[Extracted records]
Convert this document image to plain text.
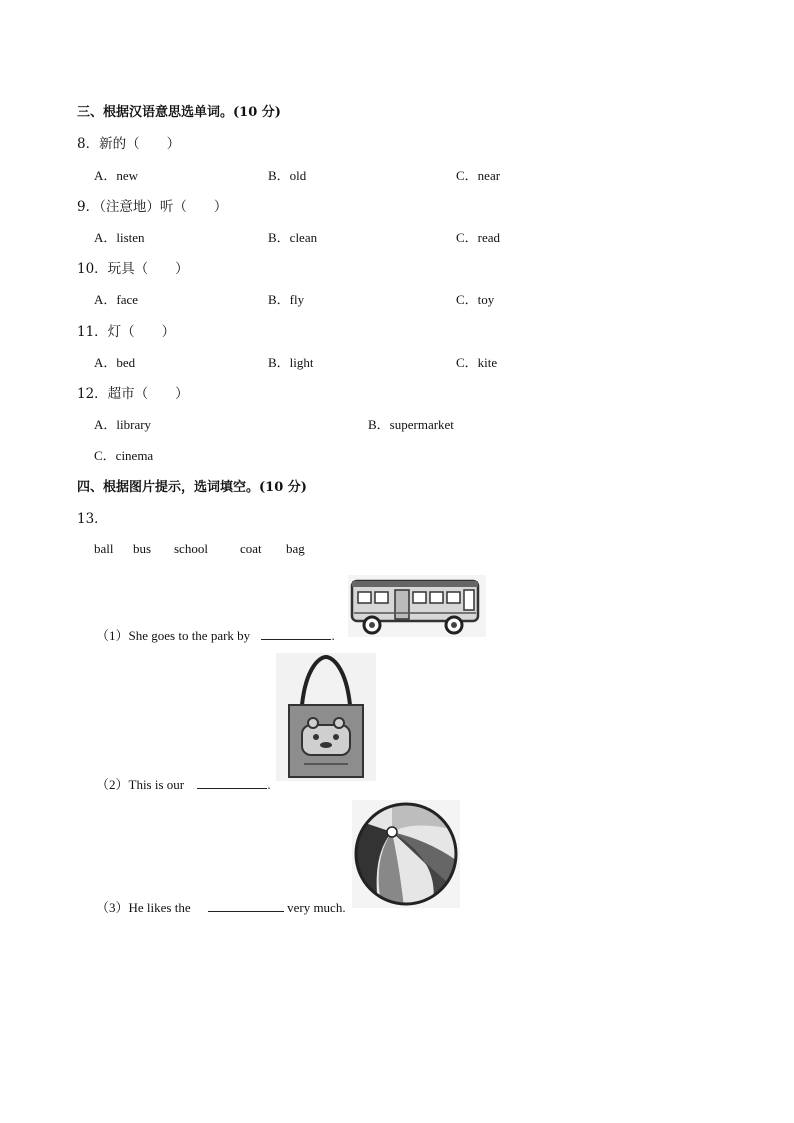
三、根据汉语意思选单词。(10 分)
8．新的（　　）
A．new	B．old	C．near
9．（注意地）听（　　）
A．listen	B．clean	C．read
10．玩具（　　）
A．face	B．fly	C．toy
11．灯（　　）
A．bed	B．light	C．kite
12．超市（　　）
A．library	B．supermarket
C．cinema
四、根据图片提示，选词填空。(10 分)
13．
ball bus school coat bag
（1）She goes to the park by	.
（2）This is our	.
（3）He likes the	very much.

* **What you are asked to do**: Leave the pictures out and print the records above exactly as they stand.

* **Expected answer**:
Convert this document image to plain text.
三、根据汉语意思选单词。(10 分)
8．新的（　　）
A．new	B．old	C．near
9．（注意地）听（　　）
A．listen	B．clean	C．read
10．玩具（　　）
A．face	B．fly	C．toy
11．灯（　　）
A．bed	B．light	C．kite
12．超市（　　）
A．library	B．supermarket
C．cinema
四、根据图片提示，选词填空。(10 分)
13．
ball bus school coat bag
（1）She goes to the park by	.
（2）This is our	.
（3）He likes the	very much.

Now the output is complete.